## SET PROBLEM
Output every entry exactly as given.

## Extracts from a graphics dataset
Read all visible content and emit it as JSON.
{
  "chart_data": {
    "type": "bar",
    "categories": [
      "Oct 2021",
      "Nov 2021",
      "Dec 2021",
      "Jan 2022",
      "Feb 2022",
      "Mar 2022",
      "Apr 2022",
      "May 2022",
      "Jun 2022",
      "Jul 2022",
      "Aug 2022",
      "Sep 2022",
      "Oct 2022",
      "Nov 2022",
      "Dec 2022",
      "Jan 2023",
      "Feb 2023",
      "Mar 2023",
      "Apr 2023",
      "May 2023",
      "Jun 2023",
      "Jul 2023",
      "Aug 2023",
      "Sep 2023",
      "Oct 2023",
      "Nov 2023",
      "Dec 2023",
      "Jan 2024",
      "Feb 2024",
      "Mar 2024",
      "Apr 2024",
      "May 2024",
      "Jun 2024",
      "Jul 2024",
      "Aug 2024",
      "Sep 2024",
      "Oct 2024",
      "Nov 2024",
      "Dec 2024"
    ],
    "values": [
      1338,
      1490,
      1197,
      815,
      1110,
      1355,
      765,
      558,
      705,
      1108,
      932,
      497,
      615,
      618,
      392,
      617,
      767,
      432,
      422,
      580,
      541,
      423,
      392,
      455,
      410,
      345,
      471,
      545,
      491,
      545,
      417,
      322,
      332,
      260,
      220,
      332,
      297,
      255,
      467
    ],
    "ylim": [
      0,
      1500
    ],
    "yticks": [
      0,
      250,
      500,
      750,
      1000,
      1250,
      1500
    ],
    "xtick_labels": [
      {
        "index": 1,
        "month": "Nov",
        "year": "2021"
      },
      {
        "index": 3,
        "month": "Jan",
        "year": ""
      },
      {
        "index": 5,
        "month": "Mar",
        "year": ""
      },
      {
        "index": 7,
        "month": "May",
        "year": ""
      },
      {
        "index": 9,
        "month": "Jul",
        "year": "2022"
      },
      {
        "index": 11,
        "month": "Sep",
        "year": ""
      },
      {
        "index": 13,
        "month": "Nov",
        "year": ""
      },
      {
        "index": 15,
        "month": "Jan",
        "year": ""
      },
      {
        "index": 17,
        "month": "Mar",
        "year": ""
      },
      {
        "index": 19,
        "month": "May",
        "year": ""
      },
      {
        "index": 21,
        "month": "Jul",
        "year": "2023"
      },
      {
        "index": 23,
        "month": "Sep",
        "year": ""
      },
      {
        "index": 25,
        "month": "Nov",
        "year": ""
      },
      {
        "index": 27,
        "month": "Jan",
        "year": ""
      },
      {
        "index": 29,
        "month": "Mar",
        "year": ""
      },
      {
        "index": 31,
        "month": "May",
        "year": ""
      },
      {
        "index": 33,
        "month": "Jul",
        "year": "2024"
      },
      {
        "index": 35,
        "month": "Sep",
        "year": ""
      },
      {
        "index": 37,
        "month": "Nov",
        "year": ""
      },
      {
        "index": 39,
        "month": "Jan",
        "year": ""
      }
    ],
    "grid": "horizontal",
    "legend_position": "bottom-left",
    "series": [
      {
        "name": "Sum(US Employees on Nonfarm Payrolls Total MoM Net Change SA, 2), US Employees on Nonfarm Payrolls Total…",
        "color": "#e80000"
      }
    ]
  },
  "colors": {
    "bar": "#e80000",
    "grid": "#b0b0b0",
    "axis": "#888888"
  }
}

## RESULT FOR THIS EXERCISE
Read all visible content and emit it as JSON.
{
  "chart_data": {
    "type": "bar",
    "categories": [
      "Oct 2021",
      "Nov 2021",
      "Dec 2021",
      "Jan 2022",
      "Feb 2022",
      "Mar 2022",
      "Apr 2022",
      "May 2022",
      "Jun 2022",
      "Jul 2022",
      "Aug 2022",
      "Sep 2022",
      "Oct 2022",
      "Nov 2022",
      "Dec 2022",
      "Jan 2023",
      "Feb 2023",
      "Mar 2023",
      "Apr 2023",
      "May 2023",
      "Jun 2023",
      "Jul 2023",
      "Aug 2023",
      "Sep 2023",
      "Oct 2023",
      "Nov 2023",
      "Dec 2023",
      "Jan 2024",
      "Feb 2024",
      "Mar 2024",
      "Apr 2024",
      "May 2024",
      "Jun 2024",
      "Jul 2024",
      "Aug 2024",
      "Sep 2024",
      "Oct 2024",
      "Nov 2024",
      "Dec 2024"
    ],
    "values": [
      1338,
      1490,
      1197,
      815,
      1110,
      1355,
      765,
      558,
      705,
      1108,
      932,
      497,
      615,
      618,
      392,
      617,
      767,
      432,
      422,
      580,
      541,
      423,
      392,
      455,
      410,
      345,
      471,
      545,
      491,
      545,
      417,
      322,
      332,
      260,
      220,
      332,
      297,
      255,
      467
    ],
    "ylim": [
      0,
      1500
    ],
    "yticks": [
      0,
      250,
      500,
      750,
      1000,
      1250,
      1500
    ],
    "xtick_labels": [
      {
        "index": 1,
        "month": "Nov",
        "year": "2021"
      },
      {
        "index": 3,
        "month": "Jan",
        "year": ""
      },
      {
        "index": 5,
        "month": "Mar",
        "year": ""
      },
      {
        "index": 7,
        "month": "May",
        "year": ""
      },
      {
        "index": 9,
        "month": "Jul",
        "year": "2022"
      },
      {
        "index": 11,
        "month": "Sep",
        "year": ""
      },
      {
        "index": 13,
        "month": "Nov",
        "year": ""
      },
      {
        "index": 15,
        "month": "Jan",
        "year": ""
      },
      {
        "index": 17,
        "month": "Mar",
        "year": ""
      },
      {
        "index": 19,
        "month": "May",
        "year": ""
      },
      {
        "index": 21,
        "month": "Jul",
        "year": "2023"
      },
      {
        "index": 23,
        "month": "Sep",
        "year": ""
      },
      {
        "index": 25,
        "month": "Nov",
        "year": ""
      },
      {
        "index": 27,
        "month": "Jan",
        "year": ""
      },
      {
        "index": 29,
        "month": "Mar",
        "year": ""
      },
      {
        "index": 31,
        "month": "May",
        "year": ""
      },
      {
        "index": 33,
        "month": "Jul",
        "year": "2024"
      },
      {
        "index": 35,
        "month": "Sep",
        "year": ""
      },
      {
        "index": 37,
        "month": "Nov",
        "year": ""
      },
      {
        "index": 39,
        "month": "Jan",
        "year": ""
      }
    ],
    "grid": "horizontal",
    "legend_position": "bottom-left",
    "series": [
      {
        "name": "Sum(US Employees on Nonfarm Payrolls Total MoM Net Change SA, 2), US Employees on Nonfarm Payrolls Total…",
        "color": "#e80000"
      }
    ]
  },
  "colors": {
    "bar": "#e80000",
    "grid": "#b0b0b0",
    "axis": "#888888"
  }
}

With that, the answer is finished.